Entries
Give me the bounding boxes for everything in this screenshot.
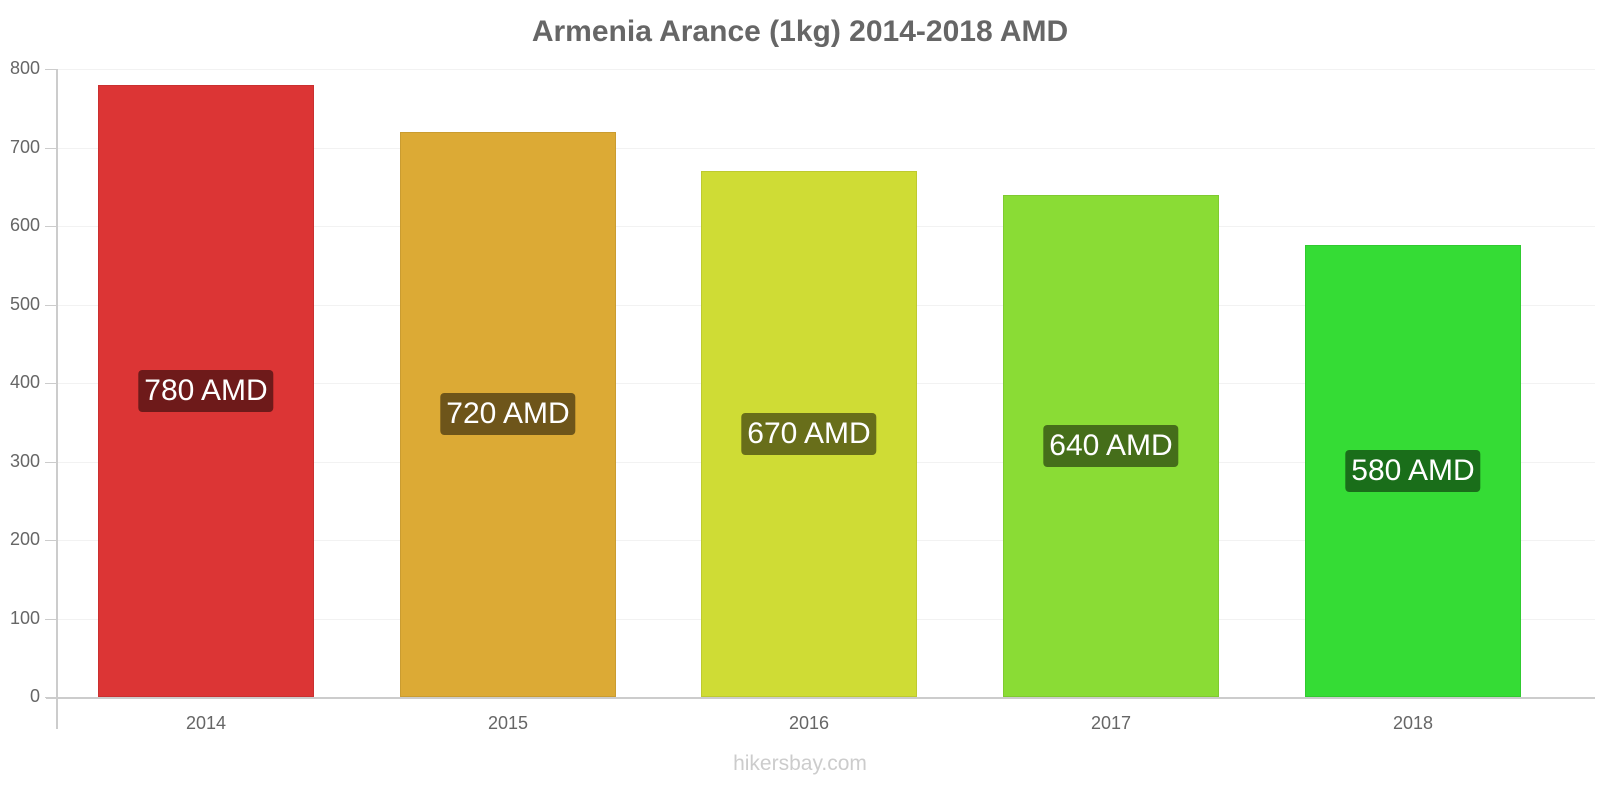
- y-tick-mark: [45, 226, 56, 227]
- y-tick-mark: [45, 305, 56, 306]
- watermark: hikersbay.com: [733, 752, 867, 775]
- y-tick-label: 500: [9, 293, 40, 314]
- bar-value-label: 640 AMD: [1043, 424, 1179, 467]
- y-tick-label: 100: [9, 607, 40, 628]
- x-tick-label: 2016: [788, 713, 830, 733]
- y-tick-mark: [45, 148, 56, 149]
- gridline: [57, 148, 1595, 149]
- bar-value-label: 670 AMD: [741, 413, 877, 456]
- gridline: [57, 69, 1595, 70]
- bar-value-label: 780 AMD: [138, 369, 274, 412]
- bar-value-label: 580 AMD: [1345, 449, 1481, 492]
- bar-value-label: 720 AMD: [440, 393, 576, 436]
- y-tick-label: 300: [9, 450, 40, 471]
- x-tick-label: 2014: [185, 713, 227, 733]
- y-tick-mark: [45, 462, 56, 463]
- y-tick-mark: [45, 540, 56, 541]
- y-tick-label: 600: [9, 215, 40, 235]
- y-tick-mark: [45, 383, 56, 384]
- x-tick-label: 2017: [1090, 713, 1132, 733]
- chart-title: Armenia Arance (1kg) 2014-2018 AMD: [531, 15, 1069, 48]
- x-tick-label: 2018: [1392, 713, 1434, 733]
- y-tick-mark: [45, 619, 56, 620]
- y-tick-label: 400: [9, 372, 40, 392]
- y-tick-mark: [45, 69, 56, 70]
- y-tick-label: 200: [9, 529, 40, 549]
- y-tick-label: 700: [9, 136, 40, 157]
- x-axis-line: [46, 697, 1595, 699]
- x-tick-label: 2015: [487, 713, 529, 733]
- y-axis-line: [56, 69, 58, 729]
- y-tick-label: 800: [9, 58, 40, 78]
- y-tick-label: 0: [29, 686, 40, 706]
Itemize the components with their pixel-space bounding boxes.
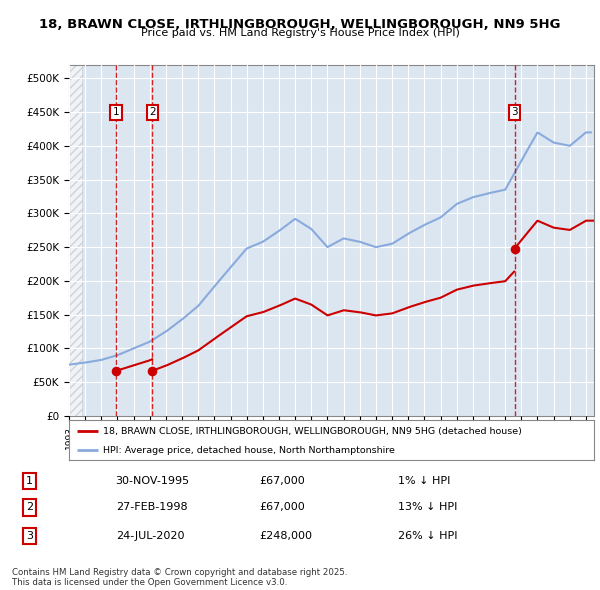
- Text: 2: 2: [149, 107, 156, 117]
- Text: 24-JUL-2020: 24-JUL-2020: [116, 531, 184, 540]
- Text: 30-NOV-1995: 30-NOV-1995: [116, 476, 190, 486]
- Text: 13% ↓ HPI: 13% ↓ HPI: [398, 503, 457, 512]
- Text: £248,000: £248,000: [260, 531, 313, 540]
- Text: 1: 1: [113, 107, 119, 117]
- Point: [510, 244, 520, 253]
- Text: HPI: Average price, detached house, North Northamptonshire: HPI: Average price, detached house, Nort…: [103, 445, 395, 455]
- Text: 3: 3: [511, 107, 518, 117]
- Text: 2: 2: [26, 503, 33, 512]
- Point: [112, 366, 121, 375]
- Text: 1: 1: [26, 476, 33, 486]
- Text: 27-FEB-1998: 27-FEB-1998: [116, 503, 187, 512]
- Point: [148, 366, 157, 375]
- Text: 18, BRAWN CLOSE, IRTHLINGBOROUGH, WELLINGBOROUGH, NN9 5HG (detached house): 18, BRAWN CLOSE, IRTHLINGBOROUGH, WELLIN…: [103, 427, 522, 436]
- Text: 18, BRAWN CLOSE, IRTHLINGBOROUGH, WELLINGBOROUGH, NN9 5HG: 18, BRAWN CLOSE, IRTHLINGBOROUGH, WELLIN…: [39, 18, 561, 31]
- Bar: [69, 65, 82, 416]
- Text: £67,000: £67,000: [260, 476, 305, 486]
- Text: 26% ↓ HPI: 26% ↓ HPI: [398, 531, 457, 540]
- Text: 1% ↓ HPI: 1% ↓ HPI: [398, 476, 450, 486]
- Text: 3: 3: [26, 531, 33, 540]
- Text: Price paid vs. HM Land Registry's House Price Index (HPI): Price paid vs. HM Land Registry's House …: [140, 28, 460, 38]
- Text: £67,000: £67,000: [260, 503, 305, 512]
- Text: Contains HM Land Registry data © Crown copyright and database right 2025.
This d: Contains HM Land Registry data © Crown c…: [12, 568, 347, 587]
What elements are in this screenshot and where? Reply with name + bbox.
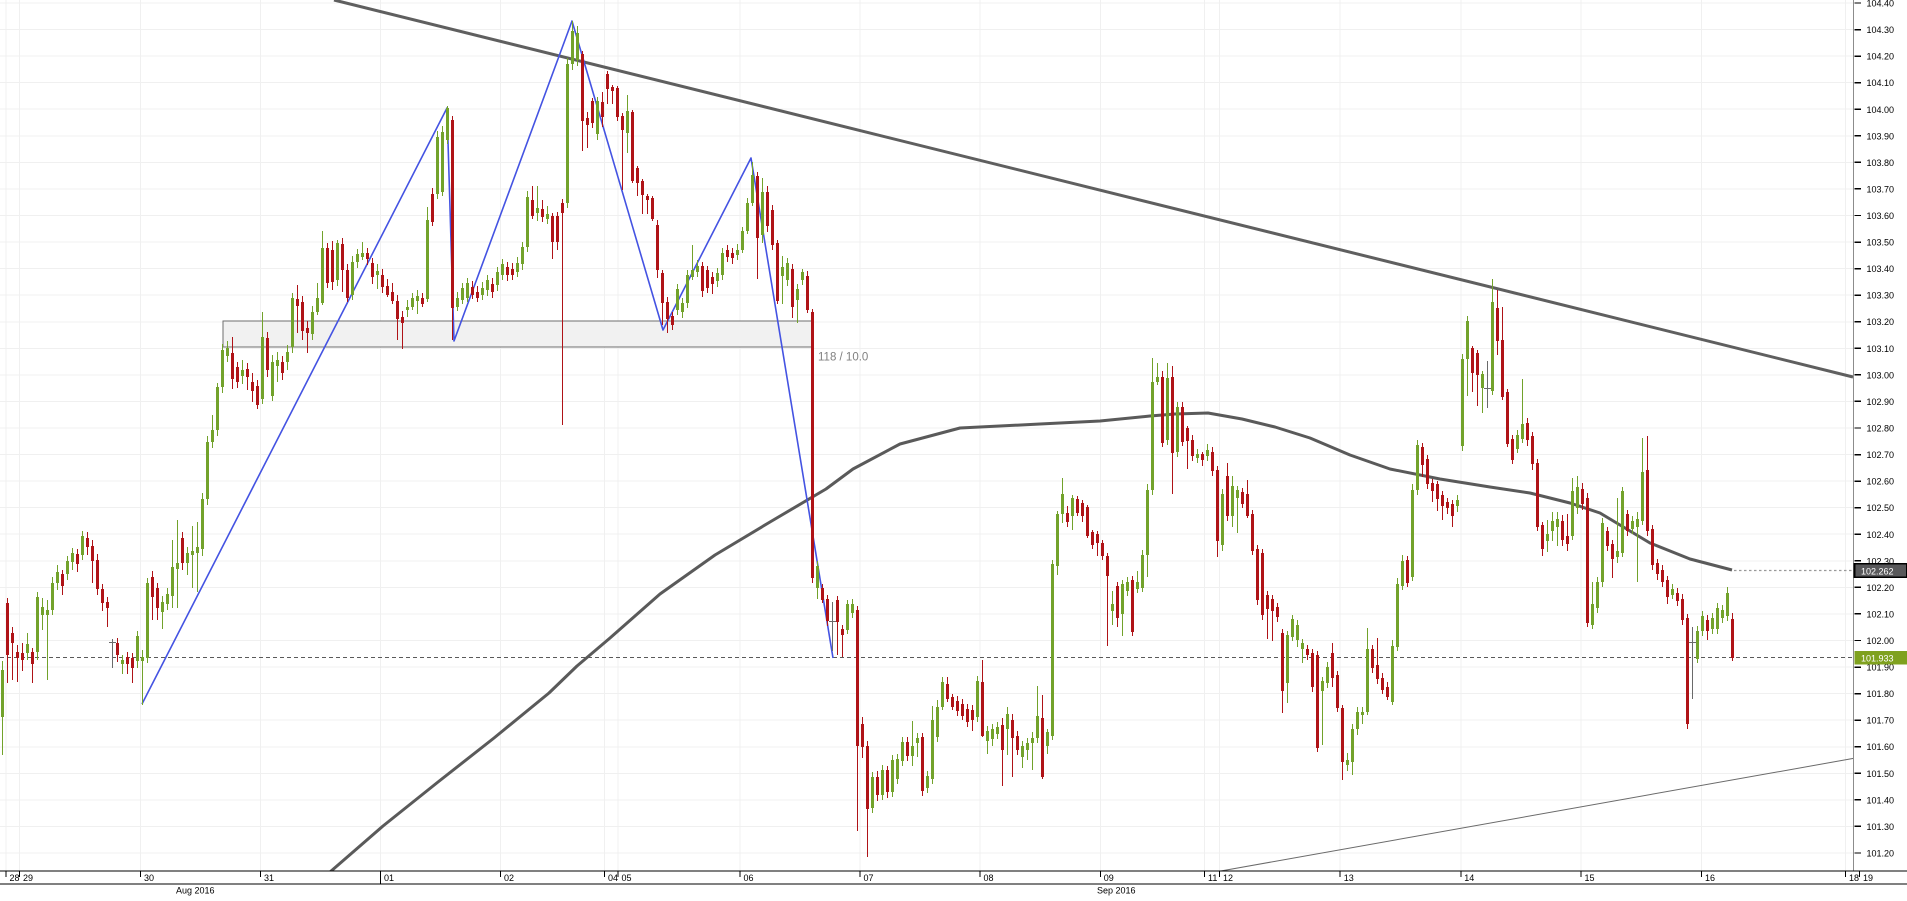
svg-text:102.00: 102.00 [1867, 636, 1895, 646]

What the task requires
Please retype all the rows above word for word, leaving out the pictures.

Written answer
Give me the bounding boxes for everything in this screenshot.
- y-tick-mark: [45, 226, 56, 227]
- y-tick-mark: [45, 305, 56, 306]
- watermark: hikersbay.com: [733, 752, 867, 775]
- y-tick-label: 500: [9, 293, 40, 314]
- bar-value-label: 640 AMD: [1043, 424, 1179, 467]
- y-tick-label: 100: [9, 607, 40, 628]
- x-tick-label: 2016: [788, 713, 830, 733]
- y-tick-mark: [45, 148, 56, 149]
- gridline: [57, 148, 1595, 149]
- bar-value-label: 670 AMD: [741, 413, 877, 456]
- gridline: [57, 69, 1595, 70]
- bar-value-label: 780 AMD: [138, 369, 274, 412]
- bar-value-label: 580 AMD: [1345, 449, 1481, 492]
- bar-value-label: 720 AMD: [440, 393, 576, 436]
- y-tick-label: 300: [9, 450, 40, 471]
- x-tick-label: 2014: [185, 713, 227, 733]
- y-tick-mark: [45, 462, 56, 463]
- y-tick-mark: [45, 540, 56, 541]
- y-tick-label: 600: [9, 215, 40, 235]
- y-tick-mark: [45, 383, 56, 384]
- x-tick-label: 2017: [1090, 713, 1132, 733]
- chart-title: Armenia Arance (1kg) 2014-2018 AMD: [531, 15, 1069, 48]
- x-tick-label: 2018: [1392, 713, 1434, 733]
- y-tick-mark: [45, 619, 56, 620]
- y-tick-label: 400: [9, 372, 40, 392]
- y-tick-mark: [45, 69, 56, 70]
- y-tick-label: 200: [9, 529, 40, 549]
- y-tick-label: 700: [9, 136, 40, 157]
- x-axis-line: [46, 697, 1595, 699]
- x-tick-label: 2015: [487, 713, 529, 733]
- y-axis-line: [56, 69, 58, 729]
- y-tick-label: 800: [9, 58, 40, 78]
- y-tick-label: 0: [29, 686, 40, 706]
Itemize the components with their pixel-space bounding boxes.
- Text: 2: 2: [149, 107, 156, 117]
- Text: 24-JUL-2020: 24-JUL-2020: [116, 531, 184, 540]
- Text: 30-NOV-1995: 30-NOV-1995: [116, 476, 190, 486]
- Text: 13% ↓ HPI: 13% ↓ HPI: [398, 503, 457, 512]
- Text: £248,000: £248,000: [260, 531, 313, 540]
- Text: 1: 1: [113, 107, 119, 117]
- Point: [510, 244, 520, 253]
- Text: HPI: Average price, detached house, North Northamptonshire: HPI: Average price, detached house, Nort…: [103, 445, 395, 455]
- Text: 3: 3: [511, 107, 518, 117]
- Text: 2: 2: [26, 503, 33, 512]
- Point: [112, 366, 121, 375]
- Text: 1: 1: [26, 476, 33, 486]
- Text: 27-FEB-1998: 27-FEB-1998: [116, 503, 187, 512]
- Point: [148, 366, 157, 375]
- Text: 18, BRAWN CLOSE, IRTHLINGBOROUGH, WELLINGBOROUGH, NN9 5HG (detached house): 18, BRAWN CLOSE, IRTHLINGBOROUGH, WELLIN…: [103, 427, 522, 436]
- Text: 18, BRAWN CLOSE, IRTHLINGBOROUGH, WELLINGBOROUGH, NN9 5HG: 18, BRAWN CLOSE, IRTHLINGBOROUGH, WELLIN…: [39, 18, 561, 31]
- Bar: [69, 65, 82, 416]
- Text: £67,000: £67,000: [260, 476, 305, 486]
- Text: 26% ↓ HPI: 26% ↓ HPI: [398, 531, 457, 540]
- Text: 1% ↓ HPI: 1% ↓ HPI: [398, 476, 450, 486]
- Text: 3: 3: [26, 531, 33, 540]
- Text: Price paid vs. HM Land Registry's House Price Index (HPI): Price paid vs. HM Land Registry's House …: [140, 28, 460, 38]
- Text: £67,000: £67,000: [260, 503, 305, 512]
- Text: Contains HM Land Registry data © Crown copyright and database right 2025.
This d: Contains HM Land Registry data © Crown c…: [12, 568, 347, 587]
What elements are in this screenshot and where? Reply with name + bbox.
svg-text:102.00: 102.00 [1867, 636, 1895, 646]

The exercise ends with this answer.